WORK TO COMPLETE |
Copy each line below containing "denna".

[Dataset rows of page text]
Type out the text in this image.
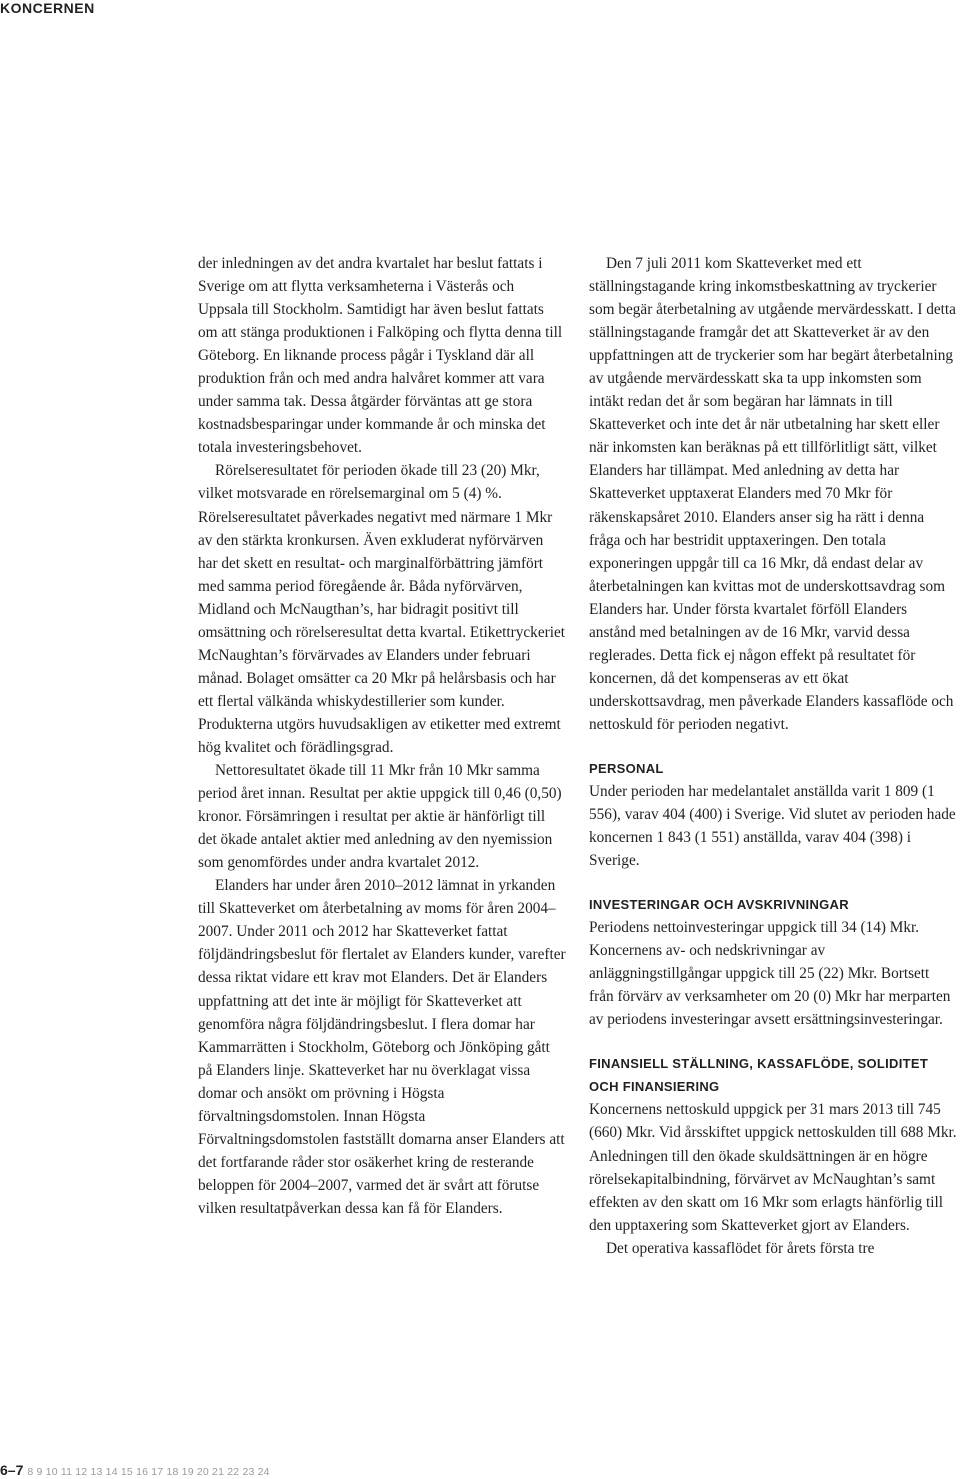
KONCERNEN

der inledningen av det andra kvartalet har beslut fattats i Sverige om att flytta verksamheterna i Västerås och Uppsala till Stockholm. Samtidigt har även beslut fattats om att stänga produktionen i Falköping och flytta denna till Göteborg. En liknande process pågår i Tyskland där all produktion från och med andra halvåret kommer att vara under samma tak. Dessa åtgärder förväntas att ge stora kostnadsbesparingar under kommande år och minska det totala investeringsbehovet.

Rörelseresultatet för perioden ökade till 23 (20) Mkr, vilket motsvarade en rörelsemarginal om 5 (4) %. Rörelseresultatet påverkades negativt med närmare 1 Mkr av den stärkta kronkursen. Även exkluderat nyförvärven har det skett en resultat- och marginalförbättring jämfört med samma period föregående år. Båda nyförvärven, Midland och McNaugthan’s, har bidragit positivt till omsättning och rörelseresultat detta kvartal. Etikettryckeriet McNaughtan’s förvärvades av Elanders under februari månad. Bolaget omsätter ca 20 Mkr på helårsbasis och har ett flertal välkända whiskydestillerier som kunder. Produkterna utgörs huvudsakligen av etiketter med extremt hög kvalitet och förädlingsgrad.

Nettoresultatet ökade till 11 Mkr från 10 Mkr samma period året innan. Resultat per aktie uppgick till 0,46 (0,50) kronor. Försämringen i resultat per aktie är hänförligt till det ökade antalet aktier med anledning av den nyemission som genomfördes under andra kvartalet 2012.

Elanders har under åren 2010–2012 lämnat in yrkanden till Skatteverket om återbetalning av moms för åren 2004–2007. Under 2011 och 2012 har Skatteverket fattat följdändringsbeslut för flertalet av Elanders kunder, varefter dessa riktat vidare ett krav mot Elanders. Det är Elanders uppfattning att det inte är möjligt för Skatteverket att genomföra några följdändringsbeslut. I flera domar har Kammarrätten i Stockholm, Göteborg och Jönköping gått på Elanders linje. Skatteverket har nu överklagat vissa domar och ansökt om prövning i Högsta förvaltningsdomstolen. Innan Högsta Förvaltningsdomstolen fastställt domarna anser Elanders att det fortfarande råder stor osäkerhet kring de resterande beloppen för 2004–2007, varmed det är svårt att förutse vilken resultatpåverkan dessa kan få för Elanders.

Den 7 juli 2011 kom Skatteverket med ett ställningstagande kring inkomstbeskattning av tryckerier som begär återbetalning av utgående mervärdesskatt. I detta ställningstagande framgår det att Skatteverket är av den uppfattningen att de tryckerier som har begärt återbetalning av utgående mervärdesskatt ska ta upp inkomsten som intäkt redan det år som begäran har lämnats in till Skatteverket och inte det år när utbetalning har skett eller när inkomsten kan beräknas på ett tillförlitligt sätt, vilket Elanders har tillämpat. Med anledning av detta har Skatteverket upptaxerat Elanders med 70 Mkr för räkenskapsåret 2010. Elanders anser sig ha rätt i denna fråga och har bestridit upptaxeringen. Den totala exponeringen uppgår till ca 16 Mkr, då endast delar av återbetalningen kan kvittas mot de underskottsavdrag som Elanders har. Under första kvartalet förföll Elanders anstånd med betalningen av de 16 Mkr, varvid dessa reglerades. Detta fick ej någon effekt på resultatet för koncernen, då det kompenseras av ett ökat underskottsavdrag, men påverkade Elanders kassaflöde och nettoskuld för perioden negativt.

PERSONAL

Under perioden har medelantalet anställda varit 1 809 (1 556), varav 404 (400) i Sverige. Vid slutet av perioden hade koncernen 1 843 (1 551) anställda, varav 404 (398) i Sverige.

INVESTERINGAR OCH AVSKRIVNINGAR

Periodens nettoinvesteringar uppgick till 34 (14) Mkr. Koncernens av- och nedskrivningar av anläggningstillgångar uppgick till 25 (22) Mkr. Bortsett från förvärv av verksamheter om 20 (0) Mkr har merparten av periodens investeringar avsett ersättningsinvesteringar.

FINANSIELL STÄLLNING, KASSAFLÖDE, SOLIDITET OCH FINANSIERING

Koncernens nettoskuld uppgick per 31 mars 2013 till 745 (660) Mkr. Vid årsskiftet uppgick nettoskulden till 688 Mkr. Anledningen till den ökade skuldsättningen är en högre rörelsekapitalbindning, förvärvet av McNaughtan’s samt effekten av den skatt om 16 Mkr som erlagts hänförlig till den upptaxering som Skatteverket gjort av Elanders.

Det operativa kassaflödet för årets första tre

6–7 8 9 10 11 12 13 14 15 16 17 18 19 20 21 22 23 24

FINAL ANSWER |
der inledningen av det andra kvartalet har beslut fattats i Sverige om att flytta verksamheterna i Västerås och Uppsala till Stockholm. Samtidigt har även beslut fattats om att stänga produktionen i Falköping och flytta denna till Göteborg. En liknande process pågår i Tyskland där all produktion från och med andra halvåret kommer att vara under samma tak. Dessa åtgärder förväntas att ge stora kostnadsbesparingar under kommande år och minska det totala investeringsbehovet.
Den 7 juli 2011 kom Skatteverket med ett ställningstagande kring inkomstbeskattning av tryckerier som begär återbetalning av utgående mervärdesskatt. I detta ställningstagande framgår det att Skatteverket är av den uppfattningen att de tryckerier som har begärt återbetalning av utgående mervärdesskatt ska ta upp inkomsten som intäkt redan det år som begäran har lämnats in till Skatteverket och inte det år när utbetalning har skett eller när inkomsten kan beräknas på ett tillförlitligt sätt, vilket Elanders har tillämpat. Med anledning av detta har Skatteverket upptaxerat Elanders med 70 Mkr för räkenskapsåret 2010. Elanders anser sig ha rätt i denna fråga och har bestridit upptaxeringen. Den totala exponeringen uppgår till ca 16 Mkr, då endast delar av återbetalningen kan kvittas mot de underskottsavdrag som Elanders har. Under första kvartalet förföll Elanders anstånd med betalningen av de 16 Mkr, varvid dessa reglerades. Detta fick ej någon effekt på resultatet för koncernen, då det kompenseras av ett ökat underskottsavdrag, men påverkade Elanders kassaflöde och nettoskuld för perioden negativt.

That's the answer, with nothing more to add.